> [Entries]
++++++++

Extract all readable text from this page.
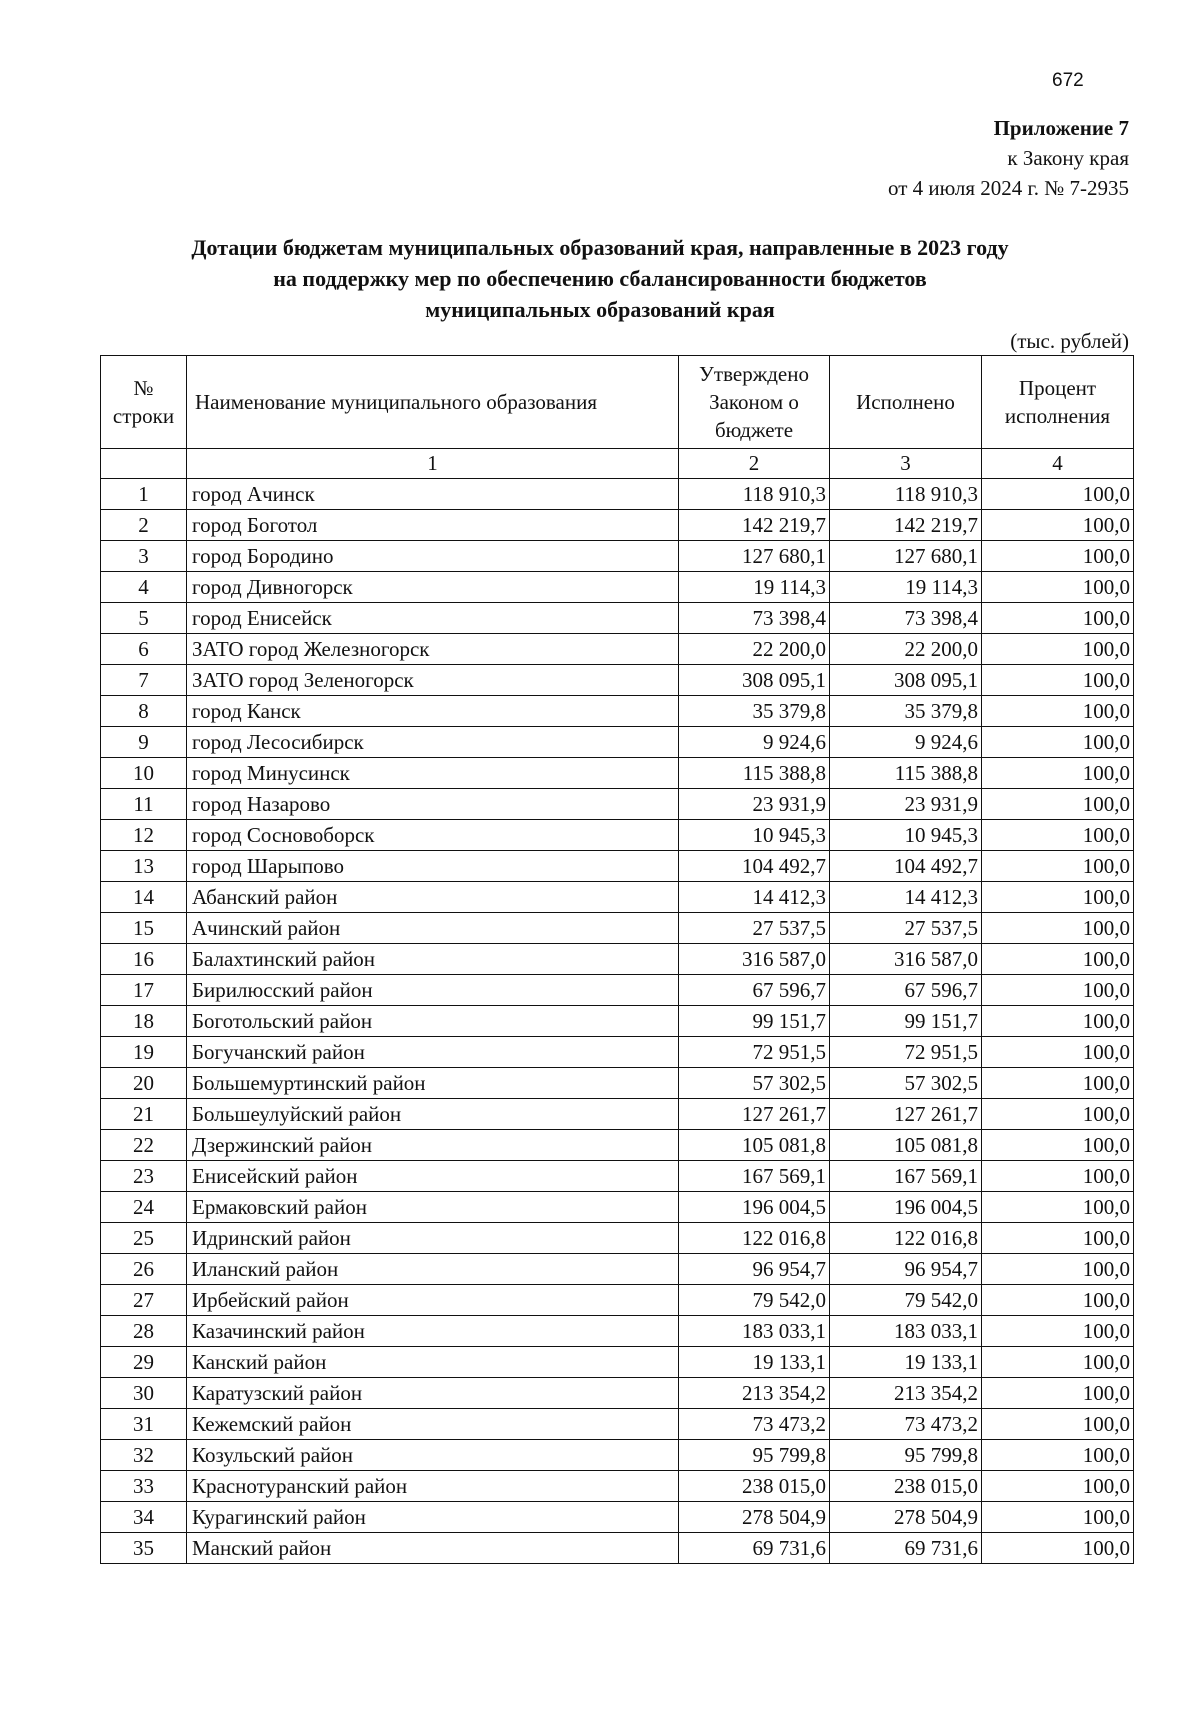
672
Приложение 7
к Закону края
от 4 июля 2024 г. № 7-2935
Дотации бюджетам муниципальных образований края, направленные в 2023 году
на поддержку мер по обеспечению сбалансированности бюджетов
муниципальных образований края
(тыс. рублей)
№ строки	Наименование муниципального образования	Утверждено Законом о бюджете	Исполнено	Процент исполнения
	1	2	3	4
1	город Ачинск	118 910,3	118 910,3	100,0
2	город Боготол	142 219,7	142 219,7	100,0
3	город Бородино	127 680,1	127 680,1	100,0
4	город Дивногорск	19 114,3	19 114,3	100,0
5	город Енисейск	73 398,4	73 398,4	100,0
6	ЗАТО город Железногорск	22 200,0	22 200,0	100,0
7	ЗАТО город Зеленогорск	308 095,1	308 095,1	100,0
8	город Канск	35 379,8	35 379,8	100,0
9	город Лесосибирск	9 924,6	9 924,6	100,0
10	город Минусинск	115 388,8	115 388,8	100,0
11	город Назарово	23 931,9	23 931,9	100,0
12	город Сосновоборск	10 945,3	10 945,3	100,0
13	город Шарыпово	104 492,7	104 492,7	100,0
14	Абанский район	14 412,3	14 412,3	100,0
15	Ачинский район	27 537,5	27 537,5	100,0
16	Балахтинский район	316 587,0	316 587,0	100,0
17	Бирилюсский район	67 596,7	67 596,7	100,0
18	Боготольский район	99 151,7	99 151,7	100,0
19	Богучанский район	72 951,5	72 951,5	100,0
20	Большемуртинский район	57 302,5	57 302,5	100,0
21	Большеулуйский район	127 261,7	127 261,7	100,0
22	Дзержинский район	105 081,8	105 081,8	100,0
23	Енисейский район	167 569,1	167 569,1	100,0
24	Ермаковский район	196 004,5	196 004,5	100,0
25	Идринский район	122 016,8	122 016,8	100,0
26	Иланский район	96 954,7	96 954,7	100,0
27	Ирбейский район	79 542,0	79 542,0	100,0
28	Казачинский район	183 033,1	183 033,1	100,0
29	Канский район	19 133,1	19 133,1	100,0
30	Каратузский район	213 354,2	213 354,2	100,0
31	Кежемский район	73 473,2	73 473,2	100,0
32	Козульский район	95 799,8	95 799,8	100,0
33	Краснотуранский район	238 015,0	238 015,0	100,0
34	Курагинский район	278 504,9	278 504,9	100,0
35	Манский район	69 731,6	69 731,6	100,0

++++++++

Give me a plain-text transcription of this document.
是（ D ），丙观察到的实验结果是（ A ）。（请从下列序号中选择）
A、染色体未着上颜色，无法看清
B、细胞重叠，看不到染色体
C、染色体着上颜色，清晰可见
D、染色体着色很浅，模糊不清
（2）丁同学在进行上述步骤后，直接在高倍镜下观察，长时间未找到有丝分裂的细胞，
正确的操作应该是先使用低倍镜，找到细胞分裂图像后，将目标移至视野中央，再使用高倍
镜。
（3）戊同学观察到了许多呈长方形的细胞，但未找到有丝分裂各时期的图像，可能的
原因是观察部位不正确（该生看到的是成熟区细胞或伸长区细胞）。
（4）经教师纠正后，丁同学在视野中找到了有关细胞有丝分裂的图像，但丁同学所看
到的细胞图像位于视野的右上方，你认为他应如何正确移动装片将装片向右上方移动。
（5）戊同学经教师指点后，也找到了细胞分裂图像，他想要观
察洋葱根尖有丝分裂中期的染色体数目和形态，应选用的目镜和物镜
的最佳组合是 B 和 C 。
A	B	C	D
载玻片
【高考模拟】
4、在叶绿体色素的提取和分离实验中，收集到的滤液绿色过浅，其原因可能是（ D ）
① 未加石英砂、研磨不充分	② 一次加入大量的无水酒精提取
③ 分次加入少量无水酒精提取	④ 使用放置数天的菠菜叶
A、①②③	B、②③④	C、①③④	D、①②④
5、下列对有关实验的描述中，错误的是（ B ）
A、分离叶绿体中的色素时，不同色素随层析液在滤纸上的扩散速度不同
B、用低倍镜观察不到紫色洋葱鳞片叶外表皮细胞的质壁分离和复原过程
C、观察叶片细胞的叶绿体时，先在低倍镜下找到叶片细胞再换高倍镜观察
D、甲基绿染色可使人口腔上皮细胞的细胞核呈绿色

++++++++

> [What to do] Check each line of the records above for the string "ЗАТО", and report every line that has it.

> [Problem solution]
6	ЗАТО город Железногорск	22 200,0	22 200,0	100,0
7	ЗАТО город Зеленогорск	308 095,1	308 095,1	100,0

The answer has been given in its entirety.